Extracted data entries

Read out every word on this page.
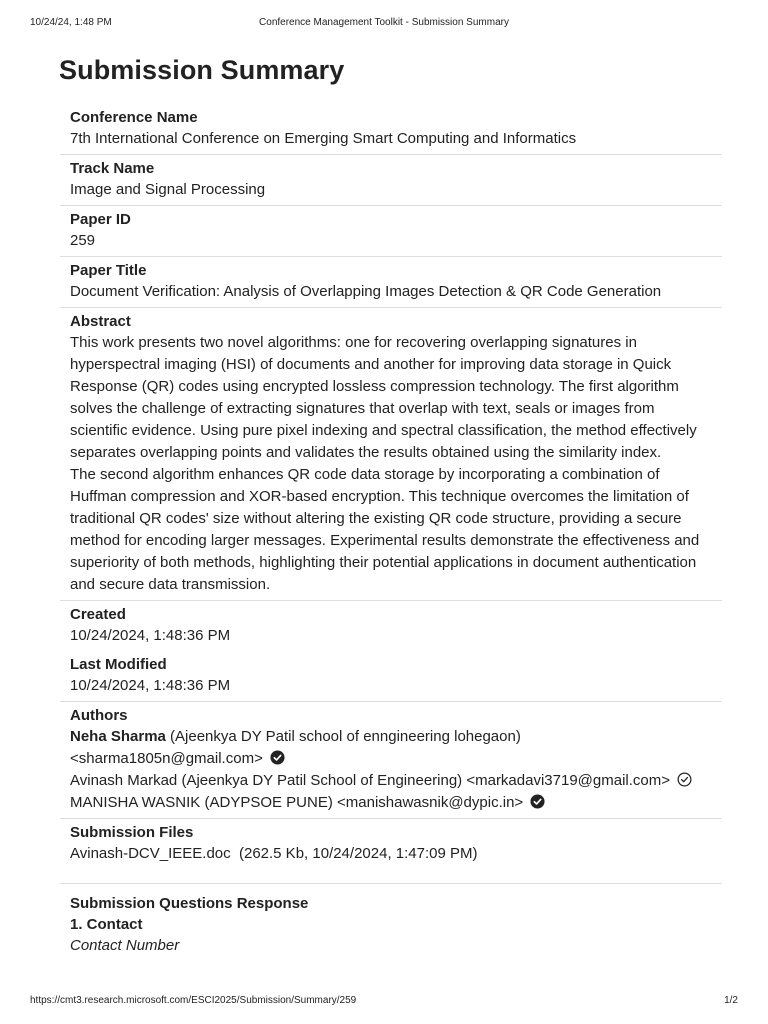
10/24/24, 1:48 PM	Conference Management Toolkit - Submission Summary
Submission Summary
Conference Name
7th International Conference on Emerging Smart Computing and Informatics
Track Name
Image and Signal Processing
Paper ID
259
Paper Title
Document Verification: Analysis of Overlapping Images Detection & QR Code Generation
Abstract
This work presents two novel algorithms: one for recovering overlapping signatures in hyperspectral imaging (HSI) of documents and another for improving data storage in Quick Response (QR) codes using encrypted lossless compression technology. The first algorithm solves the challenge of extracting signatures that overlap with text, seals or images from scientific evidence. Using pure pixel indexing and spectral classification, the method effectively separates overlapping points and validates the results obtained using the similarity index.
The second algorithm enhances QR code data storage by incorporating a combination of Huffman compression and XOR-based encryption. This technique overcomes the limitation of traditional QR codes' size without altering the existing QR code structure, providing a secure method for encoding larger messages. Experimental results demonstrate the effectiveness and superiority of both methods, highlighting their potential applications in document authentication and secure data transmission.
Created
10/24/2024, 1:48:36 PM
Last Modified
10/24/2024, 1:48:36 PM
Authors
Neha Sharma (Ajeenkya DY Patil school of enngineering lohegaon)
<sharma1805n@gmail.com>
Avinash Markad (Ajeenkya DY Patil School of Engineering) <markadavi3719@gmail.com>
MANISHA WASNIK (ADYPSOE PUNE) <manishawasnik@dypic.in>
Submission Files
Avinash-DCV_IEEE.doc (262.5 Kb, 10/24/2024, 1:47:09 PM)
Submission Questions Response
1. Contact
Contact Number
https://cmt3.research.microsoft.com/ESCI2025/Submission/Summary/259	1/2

---

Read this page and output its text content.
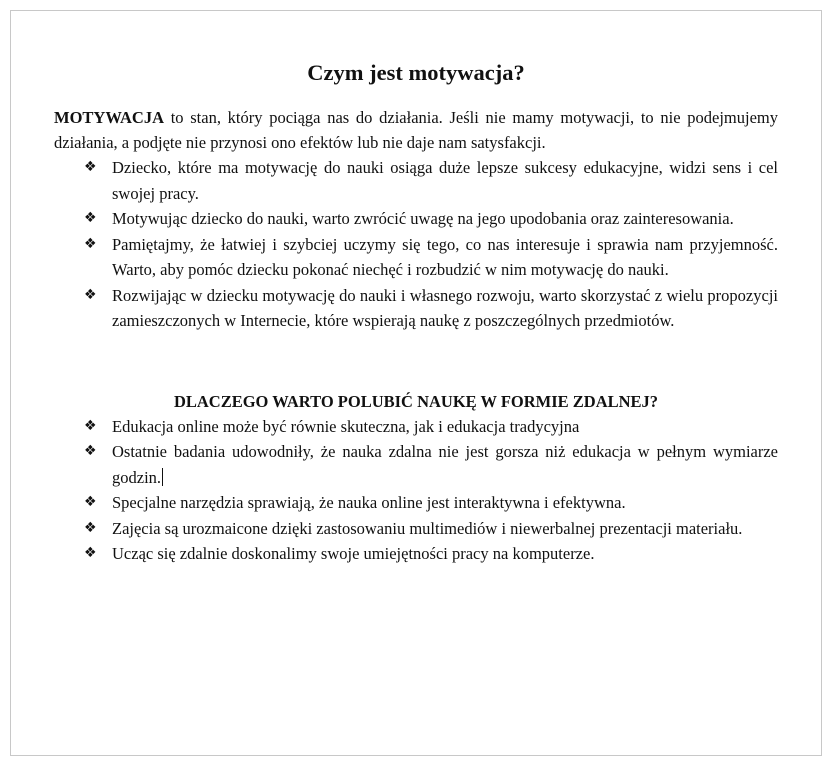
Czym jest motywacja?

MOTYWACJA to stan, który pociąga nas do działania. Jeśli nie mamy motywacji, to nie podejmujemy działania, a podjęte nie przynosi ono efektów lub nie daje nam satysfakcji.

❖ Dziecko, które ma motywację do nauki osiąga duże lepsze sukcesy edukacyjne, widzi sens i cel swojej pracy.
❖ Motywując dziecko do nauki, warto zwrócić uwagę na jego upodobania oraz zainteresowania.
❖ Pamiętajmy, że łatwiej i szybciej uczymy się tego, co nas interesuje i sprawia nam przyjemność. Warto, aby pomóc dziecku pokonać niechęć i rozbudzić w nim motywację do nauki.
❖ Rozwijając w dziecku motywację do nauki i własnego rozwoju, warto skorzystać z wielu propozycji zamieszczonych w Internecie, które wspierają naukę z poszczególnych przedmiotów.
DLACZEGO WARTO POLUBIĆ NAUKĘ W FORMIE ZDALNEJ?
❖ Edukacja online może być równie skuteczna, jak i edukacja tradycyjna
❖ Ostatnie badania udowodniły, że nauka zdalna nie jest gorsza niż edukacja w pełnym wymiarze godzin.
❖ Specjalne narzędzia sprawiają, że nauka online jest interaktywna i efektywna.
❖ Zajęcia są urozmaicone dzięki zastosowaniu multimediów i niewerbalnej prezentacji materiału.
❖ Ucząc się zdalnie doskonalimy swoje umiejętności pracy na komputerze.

> **Required task**
For each line above that contains the word "nauki", copy that line.

> **Solution for this task**
❖ Dziecko, które ma motywację do nauki osiąga duże lepsze sukcesy edukacyjne, widzi sens i cel swojej pracy.
❖ Motywując dziecko do nauki, warto zwrócić uwagę na jego upodobania oraz zainteresowania.
❖ Pamiętajmy, że łatwiej i szybciej uczymy się tego, co nas interesuje i sprawia nam przyjemność. Warto, aby pomóc dziecku pokonać niechęć i rozbudzić w nim motywację do nauki.
❖ Rozwijając w dziecku motywację do nauki i własnego rozwoju, warto skorzystać z wielu propozycji zamieszczonych w Internecie, które wspierają naukę z poszczególnych przedmiotów.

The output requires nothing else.